Work to complete: Copy out the material from its first line up to and including the line with "dash-mark: [1950, 1223, 1969, 1227]", keeping every line unchanged.

Records to use:
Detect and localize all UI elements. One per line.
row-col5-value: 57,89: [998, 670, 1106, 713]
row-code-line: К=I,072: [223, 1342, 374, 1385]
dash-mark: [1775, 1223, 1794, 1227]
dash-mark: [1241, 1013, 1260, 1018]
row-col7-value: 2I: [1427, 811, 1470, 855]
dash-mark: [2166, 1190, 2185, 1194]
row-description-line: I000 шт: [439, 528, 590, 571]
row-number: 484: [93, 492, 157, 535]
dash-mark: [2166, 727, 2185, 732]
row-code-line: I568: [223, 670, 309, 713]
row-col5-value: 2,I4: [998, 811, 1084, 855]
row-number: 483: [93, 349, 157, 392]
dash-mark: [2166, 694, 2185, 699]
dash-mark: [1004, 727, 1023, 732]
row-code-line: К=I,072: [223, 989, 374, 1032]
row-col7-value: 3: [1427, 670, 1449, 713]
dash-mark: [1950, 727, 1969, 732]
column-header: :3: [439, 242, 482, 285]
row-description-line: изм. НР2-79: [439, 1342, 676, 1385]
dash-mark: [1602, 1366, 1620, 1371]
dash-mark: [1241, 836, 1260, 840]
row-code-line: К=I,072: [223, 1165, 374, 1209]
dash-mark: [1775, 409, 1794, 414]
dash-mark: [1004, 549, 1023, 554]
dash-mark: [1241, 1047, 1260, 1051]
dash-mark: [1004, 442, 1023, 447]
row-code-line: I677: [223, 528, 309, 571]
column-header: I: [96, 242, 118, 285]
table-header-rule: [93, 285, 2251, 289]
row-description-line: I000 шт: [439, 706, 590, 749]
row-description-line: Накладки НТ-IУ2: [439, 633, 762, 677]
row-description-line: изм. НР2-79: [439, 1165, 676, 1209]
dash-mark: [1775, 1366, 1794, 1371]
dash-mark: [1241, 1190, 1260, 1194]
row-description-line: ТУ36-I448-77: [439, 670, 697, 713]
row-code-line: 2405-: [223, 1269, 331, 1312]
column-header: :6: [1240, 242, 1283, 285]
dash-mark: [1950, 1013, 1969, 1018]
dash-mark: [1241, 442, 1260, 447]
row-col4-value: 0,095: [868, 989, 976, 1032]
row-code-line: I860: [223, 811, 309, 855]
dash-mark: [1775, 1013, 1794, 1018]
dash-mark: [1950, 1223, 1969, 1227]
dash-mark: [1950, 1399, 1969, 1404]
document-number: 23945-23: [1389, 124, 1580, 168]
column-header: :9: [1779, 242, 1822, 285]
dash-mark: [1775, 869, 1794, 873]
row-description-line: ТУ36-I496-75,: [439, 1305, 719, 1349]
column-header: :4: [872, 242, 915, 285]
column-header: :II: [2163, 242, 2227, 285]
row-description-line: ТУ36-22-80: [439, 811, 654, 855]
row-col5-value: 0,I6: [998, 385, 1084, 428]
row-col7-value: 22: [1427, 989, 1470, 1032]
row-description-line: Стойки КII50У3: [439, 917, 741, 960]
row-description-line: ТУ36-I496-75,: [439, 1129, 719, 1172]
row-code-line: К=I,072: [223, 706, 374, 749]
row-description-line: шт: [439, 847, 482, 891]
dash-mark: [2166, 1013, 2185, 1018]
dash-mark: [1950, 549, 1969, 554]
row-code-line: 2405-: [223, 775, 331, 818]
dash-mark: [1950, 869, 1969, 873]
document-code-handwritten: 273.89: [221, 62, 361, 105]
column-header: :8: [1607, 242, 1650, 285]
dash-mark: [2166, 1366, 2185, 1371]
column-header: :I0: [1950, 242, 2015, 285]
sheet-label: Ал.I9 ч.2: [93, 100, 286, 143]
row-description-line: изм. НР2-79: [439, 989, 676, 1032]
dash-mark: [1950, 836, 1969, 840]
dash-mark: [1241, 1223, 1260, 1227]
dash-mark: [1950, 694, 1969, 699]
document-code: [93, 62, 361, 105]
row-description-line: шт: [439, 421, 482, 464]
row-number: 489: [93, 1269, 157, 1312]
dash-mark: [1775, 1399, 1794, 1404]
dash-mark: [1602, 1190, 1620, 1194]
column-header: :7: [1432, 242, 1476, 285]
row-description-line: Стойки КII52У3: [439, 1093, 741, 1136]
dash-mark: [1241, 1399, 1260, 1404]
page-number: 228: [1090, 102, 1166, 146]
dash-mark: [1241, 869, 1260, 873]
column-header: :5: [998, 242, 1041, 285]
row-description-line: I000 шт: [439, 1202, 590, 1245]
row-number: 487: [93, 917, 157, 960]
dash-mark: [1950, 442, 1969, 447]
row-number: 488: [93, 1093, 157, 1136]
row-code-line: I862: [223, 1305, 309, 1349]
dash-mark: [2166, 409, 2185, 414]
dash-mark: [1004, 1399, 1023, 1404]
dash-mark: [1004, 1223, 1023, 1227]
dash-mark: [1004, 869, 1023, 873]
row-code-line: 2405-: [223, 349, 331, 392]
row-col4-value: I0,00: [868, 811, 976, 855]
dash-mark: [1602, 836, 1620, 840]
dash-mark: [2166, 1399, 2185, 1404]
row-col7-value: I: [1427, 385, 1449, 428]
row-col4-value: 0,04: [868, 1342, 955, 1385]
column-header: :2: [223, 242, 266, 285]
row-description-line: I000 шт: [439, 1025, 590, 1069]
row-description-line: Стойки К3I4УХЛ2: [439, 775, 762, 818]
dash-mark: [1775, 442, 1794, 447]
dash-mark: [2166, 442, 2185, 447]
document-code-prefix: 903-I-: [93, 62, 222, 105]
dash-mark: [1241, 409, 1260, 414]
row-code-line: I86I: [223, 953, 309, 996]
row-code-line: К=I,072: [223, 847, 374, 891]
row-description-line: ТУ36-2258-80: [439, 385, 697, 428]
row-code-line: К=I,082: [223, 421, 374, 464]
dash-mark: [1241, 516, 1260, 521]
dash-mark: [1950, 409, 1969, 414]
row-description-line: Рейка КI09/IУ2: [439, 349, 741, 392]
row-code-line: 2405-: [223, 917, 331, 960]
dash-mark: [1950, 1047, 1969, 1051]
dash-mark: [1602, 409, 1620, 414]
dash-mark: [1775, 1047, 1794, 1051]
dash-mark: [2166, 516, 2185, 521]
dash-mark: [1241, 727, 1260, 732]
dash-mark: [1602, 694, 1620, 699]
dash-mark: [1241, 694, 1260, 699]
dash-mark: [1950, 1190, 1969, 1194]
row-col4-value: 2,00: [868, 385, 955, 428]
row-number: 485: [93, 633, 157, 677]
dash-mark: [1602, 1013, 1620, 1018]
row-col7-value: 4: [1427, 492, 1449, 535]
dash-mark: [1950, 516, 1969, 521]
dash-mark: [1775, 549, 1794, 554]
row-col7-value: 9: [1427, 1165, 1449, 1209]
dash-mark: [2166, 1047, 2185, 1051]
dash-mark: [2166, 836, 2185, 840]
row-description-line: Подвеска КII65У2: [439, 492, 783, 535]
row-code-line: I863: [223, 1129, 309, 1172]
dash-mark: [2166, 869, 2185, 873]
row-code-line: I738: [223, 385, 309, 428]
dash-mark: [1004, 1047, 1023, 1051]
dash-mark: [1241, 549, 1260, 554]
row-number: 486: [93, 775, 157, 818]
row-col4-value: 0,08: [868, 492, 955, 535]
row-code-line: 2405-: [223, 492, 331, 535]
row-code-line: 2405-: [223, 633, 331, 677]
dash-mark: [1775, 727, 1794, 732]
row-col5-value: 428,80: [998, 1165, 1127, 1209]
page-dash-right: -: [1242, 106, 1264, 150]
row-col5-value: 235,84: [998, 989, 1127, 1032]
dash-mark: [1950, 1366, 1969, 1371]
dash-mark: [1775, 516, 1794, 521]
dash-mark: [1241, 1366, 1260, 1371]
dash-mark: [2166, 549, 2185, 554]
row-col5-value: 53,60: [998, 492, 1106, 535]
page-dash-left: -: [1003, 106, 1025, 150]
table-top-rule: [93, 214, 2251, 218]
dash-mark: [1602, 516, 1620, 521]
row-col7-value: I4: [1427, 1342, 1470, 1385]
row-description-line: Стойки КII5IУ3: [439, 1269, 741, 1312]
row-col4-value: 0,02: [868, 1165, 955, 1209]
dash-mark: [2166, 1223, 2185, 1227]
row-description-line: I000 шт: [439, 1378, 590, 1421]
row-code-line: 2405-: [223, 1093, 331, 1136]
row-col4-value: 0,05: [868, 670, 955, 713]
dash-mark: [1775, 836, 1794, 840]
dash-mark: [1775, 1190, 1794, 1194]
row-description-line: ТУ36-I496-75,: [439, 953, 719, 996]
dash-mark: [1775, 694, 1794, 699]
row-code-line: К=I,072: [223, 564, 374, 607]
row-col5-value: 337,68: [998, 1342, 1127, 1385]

Answer to this exercise:
Detect and localize all UI elements. One per line.
row-col5-value: 57,89: [998, 670, 1106, 713]
row-code-line: К=I,072: [223, 1342, 374, 1385]
dash-mark: [1775, 1223, 1794, 1227]
dash-mark: [1241, 1013, 1260, 1018]
row-col7-value: 2I: [1427, 811, 1470, 855]
dash-mark: [2166, 1190, 2185, 1194]
row-description-line: I000 шт: [439, 528, 590, 571]
row-number: 484: [93, 492, 157, 535]
dash-mark: [2166, 727, 2185, 732]
row-code-line: I568: [223, 670, 309, 713]
row-col5-value: 2,I4: [998, 811, 1084, 855]
row-number: 483: [93, 349, 157, 392]
dash-mark: [2166, 694, 2185, 699]
dash-mark: [1004, 727, 1023, 732]
row-code-line: К=I,072: [223, 989, 374, 1032]
row-col7-value: 3: [1427, 670, 1449, 713]
dash-mark: [1950, 727, 1969, 732]
column-header: :3: [439, 242, 482, 285]
row-description-line: изм. НР2-79: [439, 1342, 676, 1385]
dash-mark: [1602, 1366, 1620, 1371]
dash-mark: [1241, 836, 1260, 840]
row-code-line: К=I,072: [223, 1165, 374, 1209]
dash-mark: [1775, 409, 1794, 414]
dash-mark: [1004, 549, 1023, 554]
dash-mark: [1241, 1047, 1260, 1051]
dash-mark: [1004, 442, 1023, 447]
row-code-line: I677: [223, 528, 309, 571]
column-header: I: [96, 242, 118, 285]
table-header-rule: [93, 285, 2251, 289]
row-description-line: I000 шт: [439, 706, 590, 749]
row-description-line: Накладки НТ-IУ2: [439, 633, 762, 677]
row-description-line: изм. НР2-79: [439, 1165, 676, 1209]
dash-mark: [1775, 1366, 1794, 1371]
dash-mark: [1241, 1190, 1260, 1194]
row-description-line: ТУ36-I448-77: [439, 670, 697, 713]
row-code-line: 2405-: [223, 1269, 331, 1312]
column-header: :6: [1240, 242, 1283, 285]
dash-mark: [1950, 1013, 1969, 1018]
dash-mark: [1241, 442, 1260, 447]
row-col4-value: 0,095: [868, 989, 976, 1032]
row-code-line: I860: [223, 811, 309, 855]
dash-mark: [1775, 1013, 1794, 1018]
dash-mark: [1950, 1223, 1969, 1227]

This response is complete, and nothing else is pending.